> DATASET EXTRACT:
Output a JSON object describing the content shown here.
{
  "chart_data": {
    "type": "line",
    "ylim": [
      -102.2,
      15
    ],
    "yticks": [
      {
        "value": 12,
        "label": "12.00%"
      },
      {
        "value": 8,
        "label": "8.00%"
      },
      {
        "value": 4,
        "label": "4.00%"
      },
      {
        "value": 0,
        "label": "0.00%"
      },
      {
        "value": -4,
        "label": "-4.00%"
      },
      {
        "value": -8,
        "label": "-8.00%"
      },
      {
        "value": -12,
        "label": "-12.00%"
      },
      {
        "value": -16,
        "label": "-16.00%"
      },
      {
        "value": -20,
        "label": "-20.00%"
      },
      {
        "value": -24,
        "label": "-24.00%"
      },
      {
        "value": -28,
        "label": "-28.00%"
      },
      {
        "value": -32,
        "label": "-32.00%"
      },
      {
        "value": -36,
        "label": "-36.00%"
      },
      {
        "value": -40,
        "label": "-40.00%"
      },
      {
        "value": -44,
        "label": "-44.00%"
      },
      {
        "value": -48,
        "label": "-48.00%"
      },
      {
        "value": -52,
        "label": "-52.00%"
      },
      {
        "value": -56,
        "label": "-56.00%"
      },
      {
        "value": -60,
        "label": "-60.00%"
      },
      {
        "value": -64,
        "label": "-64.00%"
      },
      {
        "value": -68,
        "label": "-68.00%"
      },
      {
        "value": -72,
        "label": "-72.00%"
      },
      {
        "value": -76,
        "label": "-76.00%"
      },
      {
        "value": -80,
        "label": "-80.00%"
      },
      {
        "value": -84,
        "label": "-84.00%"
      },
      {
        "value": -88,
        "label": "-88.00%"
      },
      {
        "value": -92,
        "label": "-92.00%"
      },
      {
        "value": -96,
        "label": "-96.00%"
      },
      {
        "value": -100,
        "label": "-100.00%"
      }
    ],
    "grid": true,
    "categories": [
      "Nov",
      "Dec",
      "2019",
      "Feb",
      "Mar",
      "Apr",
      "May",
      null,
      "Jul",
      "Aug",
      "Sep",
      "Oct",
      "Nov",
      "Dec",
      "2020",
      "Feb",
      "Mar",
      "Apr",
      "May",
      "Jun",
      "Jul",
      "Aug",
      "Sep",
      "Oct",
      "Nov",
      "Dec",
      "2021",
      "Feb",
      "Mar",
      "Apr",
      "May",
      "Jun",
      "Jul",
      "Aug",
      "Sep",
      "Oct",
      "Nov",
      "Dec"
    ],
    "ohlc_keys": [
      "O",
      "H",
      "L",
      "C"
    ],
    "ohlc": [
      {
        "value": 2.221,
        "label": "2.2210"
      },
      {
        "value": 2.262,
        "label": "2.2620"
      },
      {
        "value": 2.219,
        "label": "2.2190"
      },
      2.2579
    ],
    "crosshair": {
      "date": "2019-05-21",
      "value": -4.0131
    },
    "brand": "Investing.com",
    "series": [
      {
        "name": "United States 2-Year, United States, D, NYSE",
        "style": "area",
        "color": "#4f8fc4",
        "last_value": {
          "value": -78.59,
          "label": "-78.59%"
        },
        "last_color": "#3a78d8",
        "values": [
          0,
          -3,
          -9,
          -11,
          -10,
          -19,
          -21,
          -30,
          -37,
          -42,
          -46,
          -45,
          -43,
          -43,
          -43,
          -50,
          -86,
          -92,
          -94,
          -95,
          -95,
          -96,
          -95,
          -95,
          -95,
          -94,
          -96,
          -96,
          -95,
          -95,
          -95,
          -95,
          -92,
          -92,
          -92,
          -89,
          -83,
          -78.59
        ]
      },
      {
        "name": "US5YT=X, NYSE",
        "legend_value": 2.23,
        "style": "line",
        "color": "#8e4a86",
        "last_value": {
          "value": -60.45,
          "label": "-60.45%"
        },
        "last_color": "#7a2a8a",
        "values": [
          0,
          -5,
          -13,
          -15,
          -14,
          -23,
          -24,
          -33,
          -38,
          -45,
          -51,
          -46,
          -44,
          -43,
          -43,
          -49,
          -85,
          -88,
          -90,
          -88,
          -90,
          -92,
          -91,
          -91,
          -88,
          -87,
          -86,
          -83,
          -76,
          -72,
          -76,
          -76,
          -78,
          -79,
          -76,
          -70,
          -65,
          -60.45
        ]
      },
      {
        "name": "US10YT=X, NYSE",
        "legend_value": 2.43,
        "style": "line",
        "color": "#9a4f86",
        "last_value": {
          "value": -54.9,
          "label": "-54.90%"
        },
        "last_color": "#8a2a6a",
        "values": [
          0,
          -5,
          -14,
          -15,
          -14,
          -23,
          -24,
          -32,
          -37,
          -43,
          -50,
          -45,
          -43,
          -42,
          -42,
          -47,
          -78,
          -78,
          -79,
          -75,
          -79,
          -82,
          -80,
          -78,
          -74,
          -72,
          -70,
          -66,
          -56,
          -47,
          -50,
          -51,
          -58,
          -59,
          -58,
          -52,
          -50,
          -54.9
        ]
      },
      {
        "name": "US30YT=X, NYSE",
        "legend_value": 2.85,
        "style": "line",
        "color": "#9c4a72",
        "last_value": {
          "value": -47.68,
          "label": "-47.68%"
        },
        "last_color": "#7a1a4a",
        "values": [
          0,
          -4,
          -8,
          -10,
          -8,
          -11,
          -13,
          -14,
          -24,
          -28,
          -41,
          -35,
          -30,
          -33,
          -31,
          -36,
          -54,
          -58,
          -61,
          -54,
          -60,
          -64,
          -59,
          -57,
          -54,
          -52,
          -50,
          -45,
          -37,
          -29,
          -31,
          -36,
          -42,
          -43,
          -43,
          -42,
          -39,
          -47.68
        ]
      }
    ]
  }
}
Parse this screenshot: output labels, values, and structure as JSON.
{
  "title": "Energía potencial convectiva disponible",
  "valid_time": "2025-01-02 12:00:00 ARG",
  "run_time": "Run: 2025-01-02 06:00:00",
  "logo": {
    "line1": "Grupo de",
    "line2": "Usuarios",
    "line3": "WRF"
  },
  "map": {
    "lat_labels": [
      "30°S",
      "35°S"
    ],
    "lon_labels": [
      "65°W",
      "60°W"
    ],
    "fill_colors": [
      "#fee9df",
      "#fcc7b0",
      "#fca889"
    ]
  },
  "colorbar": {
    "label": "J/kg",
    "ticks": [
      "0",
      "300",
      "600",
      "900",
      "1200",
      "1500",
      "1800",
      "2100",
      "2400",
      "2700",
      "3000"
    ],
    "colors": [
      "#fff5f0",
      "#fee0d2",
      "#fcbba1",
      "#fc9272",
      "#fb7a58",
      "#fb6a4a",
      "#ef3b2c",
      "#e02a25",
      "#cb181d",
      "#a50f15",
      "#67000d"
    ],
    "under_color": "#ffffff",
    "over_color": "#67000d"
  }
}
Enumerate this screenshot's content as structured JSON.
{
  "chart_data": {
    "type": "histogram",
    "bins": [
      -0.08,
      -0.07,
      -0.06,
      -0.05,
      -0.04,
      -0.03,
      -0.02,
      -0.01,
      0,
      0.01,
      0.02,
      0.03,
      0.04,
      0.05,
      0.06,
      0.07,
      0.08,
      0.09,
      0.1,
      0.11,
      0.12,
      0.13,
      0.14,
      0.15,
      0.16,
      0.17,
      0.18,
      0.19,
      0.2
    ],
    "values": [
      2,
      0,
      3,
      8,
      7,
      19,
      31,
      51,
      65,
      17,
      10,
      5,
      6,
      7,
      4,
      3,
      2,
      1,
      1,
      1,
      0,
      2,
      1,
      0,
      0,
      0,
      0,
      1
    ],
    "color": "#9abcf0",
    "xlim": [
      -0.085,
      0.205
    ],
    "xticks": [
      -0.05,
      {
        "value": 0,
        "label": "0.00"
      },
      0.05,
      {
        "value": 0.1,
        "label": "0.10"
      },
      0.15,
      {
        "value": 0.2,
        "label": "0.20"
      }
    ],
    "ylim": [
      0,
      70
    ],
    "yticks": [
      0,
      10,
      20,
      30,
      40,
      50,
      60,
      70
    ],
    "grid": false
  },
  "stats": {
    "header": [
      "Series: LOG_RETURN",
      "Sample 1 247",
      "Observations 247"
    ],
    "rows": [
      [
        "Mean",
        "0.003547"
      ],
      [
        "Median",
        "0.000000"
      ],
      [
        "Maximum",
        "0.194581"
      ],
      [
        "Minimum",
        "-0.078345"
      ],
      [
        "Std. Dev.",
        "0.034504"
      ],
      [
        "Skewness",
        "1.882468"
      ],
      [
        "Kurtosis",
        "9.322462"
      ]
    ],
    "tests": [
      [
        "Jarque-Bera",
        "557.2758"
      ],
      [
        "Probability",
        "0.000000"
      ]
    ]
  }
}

> EXERCISE OBJECTIVE: Which lines in the records above contain the string "name"? Copy each one.

> THE OUTPUT:
        "name": "United States 2-Year, United States, D, NYSE",
        "name": "US5YT=X, NYSE",
        "name": "US10YT=X, NYSE",
        "name": "US30YT=X, NYSE",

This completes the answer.